What is expected: Write out each line beneath this one exactly as it reads.

Supplied data:
***
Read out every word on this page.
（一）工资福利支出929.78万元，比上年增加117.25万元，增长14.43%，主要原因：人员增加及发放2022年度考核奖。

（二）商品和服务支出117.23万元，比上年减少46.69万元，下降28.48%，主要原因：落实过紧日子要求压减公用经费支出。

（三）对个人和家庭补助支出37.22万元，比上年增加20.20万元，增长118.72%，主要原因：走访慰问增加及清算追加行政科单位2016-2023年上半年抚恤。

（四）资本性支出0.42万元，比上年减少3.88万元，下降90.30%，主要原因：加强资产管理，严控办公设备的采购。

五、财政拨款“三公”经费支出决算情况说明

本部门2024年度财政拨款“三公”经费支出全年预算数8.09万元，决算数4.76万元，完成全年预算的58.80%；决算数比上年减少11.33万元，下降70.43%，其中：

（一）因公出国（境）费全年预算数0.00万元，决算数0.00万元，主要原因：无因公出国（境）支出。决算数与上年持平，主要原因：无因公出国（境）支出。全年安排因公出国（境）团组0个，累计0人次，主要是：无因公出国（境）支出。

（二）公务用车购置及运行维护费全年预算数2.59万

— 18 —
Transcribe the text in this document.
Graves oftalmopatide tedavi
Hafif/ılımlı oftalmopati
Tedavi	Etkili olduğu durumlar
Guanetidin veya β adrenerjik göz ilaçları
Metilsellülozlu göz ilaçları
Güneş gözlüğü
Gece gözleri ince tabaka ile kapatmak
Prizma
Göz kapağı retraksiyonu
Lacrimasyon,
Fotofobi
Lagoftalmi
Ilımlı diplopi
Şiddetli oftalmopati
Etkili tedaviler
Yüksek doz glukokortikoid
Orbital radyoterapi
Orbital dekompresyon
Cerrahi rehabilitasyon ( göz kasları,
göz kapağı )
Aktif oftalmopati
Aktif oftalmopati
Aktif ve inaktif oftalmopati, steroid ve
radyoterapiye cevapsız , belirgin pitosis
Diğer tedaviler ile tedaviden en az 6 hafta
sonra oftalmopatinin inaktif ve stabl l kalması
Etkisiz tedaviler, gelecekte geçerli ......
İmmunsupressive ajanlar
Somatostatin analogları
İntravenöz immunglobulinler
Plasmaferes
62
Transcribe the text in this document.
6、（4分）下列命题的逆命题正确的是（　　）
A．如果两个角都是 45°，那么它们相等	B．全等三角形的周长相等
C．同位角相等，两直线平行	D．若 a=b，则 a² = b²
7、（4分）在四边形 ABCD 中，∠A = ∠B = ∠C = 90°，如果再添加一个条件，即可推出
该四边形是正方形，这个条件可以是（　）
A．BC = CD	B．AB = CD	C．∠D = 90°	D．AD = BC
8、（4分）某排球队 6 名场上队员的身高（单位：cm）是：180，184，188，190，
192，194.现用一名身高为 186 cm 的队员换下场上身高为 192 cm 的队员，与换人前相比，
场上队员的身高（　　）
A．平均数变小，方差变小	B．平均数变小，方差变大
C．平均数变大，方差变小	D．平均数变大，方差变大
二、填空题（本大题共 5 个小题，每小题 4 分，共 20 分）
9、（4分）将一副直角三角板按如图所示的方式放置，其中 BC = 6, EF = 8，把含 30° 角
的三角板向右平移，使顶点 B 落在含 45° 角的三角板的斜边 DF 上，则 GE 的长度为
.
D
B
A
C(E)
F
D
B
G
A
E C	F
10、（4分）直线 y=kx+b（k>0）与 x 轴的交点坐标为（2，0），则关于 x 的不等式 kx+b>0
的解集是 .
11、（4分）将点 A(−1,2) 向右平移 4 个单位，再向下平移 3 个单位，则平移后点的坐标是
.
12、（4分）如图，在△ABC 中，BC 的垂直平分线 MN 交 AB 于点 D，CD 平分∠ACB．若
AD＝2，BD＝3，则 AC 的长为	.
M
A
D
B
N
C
***
Output of the exercise:
Read out every word on this page.
（一）工资福利支出929.78万元，比上年增加117.25万元，增长14.43%，主要原因：人员增加及发放2022年度考核奖。

（二）商品和服务支出117.23万元，比上年减少46.69万元，下降28.48%，主要原因：落实过紧日子要求压减公用经费支出。

（三）对个人和家庭补助支出37.22万元，比上年增加20.20万元，增长118.72%，主要原因：走访慰问增加及清算追加行政科单位2016-2023年上半年抚恤。

（四）资本性支出0.42万元，比上年减少3.88万元，下降90.30%，主要原因：加强资产管理，严控办公设备的采购。

五、财政拨款“三公”经费支出决算情况说明

本部门2024年度财政拨款“三公”经费支出全年预算数8.09万元，决算数4.76万元，完成全年预算的58.80%；决算数比上年减少11.33万元，下降70.43%，其中：

（一）因公出国（境）费全年预算数0.00万元，决算数0.00万元，主要原因：无因公出国（境）支出。决算数与上年持平，主要原因：无因公出国（境）支出。全年安排因公出国（境）团组0个，累计0人次，主要是：无因公出国（境）支出。

（二）公务用车购置及运行维护费全年预算数2.59万

— 18 —
Transcribe the text in this document.
Graves oftalmopatide tedavi
Hafif/ılımlı oftalmopati
Tedavi	Etkili olduğu durumlar
Guanetidin veya β adrenerjik göz ilaçları
Metilsellülozlu göz ilaçları
Güneş gözlüğü
Gece gözleri ince tabaka ile kapatmak
Prizma
Göz kapağı retraksiyonu
Lacrimasyon,
Fotofobi
Lagoftalmi
Ilımlı diplopi
Şiddetli oftalmopati
Etkili tedaviler
Yüksek doz glukokortikoid
Orbital radyoterapi
Orbital dekompresyon
Cerrahi rehabilitasyon ( göz kasları,
göz kapağı )
Aktif oftalmopati
Aktif oftalmopati
Aktif ve inaktif oftalmopati, steroid ve
radyoterapiye cevapsız , belirgin pitosis
Diğer tedaviler ile tedaviden en az 6 hafta
sonra oftalmopatinin inaktif ve stabl l kalması
Etkisiz tedaviler, gelecekte geçerli ......
İmmunsupressive ajanlar
Somatostatin analogları
İntravenöz immunglobulinler
Plasmaferes
62
Transcribe the text in this document.
6、（4分）下列命题的逆命题正确的是（　　）
A．如果两个角都是 45°，那么它们相等	B．全等三角形的周长相等
C．同位角相等，两直线平行	D．若 a=b，则 a² = b²
7、（4分）在四边形 ABCD 中，∠A = ∠B = ∠C = 90°，如果再添加一个条件，即可推出
该四边形是正方形，这个条件可以是（　）
A．BC = CD	B．AB = CD	C．∠D = 90°	D．AD = BC
8、（4分）某排球队 6 名场上队员的身高（单位：cm）是：180，184，188，190，
192，194.现用一名身高为 186 cm 的队员换下场上身高为 192 cm 的队员，与换人前相比，
场上队员的身高（　　）
A．平均数变小，方差变小	B．平均数变小，方差变大
C．平均数变大，方差变小	D．平均数变大，方差变大
二、填空题（本大题共 5 个小题，每小题 4 分，共 20 分）
9、（4分）将一副直角三角板按如图所示的方式放置，其中 BC = 6, EF = 8，把含 30° 角
的三角板向右平移，使顶点 B 落在含 45° 角的三角板的斜边 DF 上，则 GE 的长度为
.
D
B
A
C(E)
F
D
B
G
A
E C	F
10、（4分）直线 y=kx+b（k>0）与 x 轴的交点坐标为（2，0），则关于 x 的不等式 kx+b>0
的解集是 .
11、（4分）将点 A(−1,2) 向右平移 4 个单位，再向下平移 3 个单位，则平移后点的坐标是
.
12、（4分）如图，在△ABC 中，BC 的垂直平分线 MN 交 AB 于点 D，CD 平分∠ACB．若
AD＝2，BD＝3，则 AC 的长为	.
M
A
D
B
N
C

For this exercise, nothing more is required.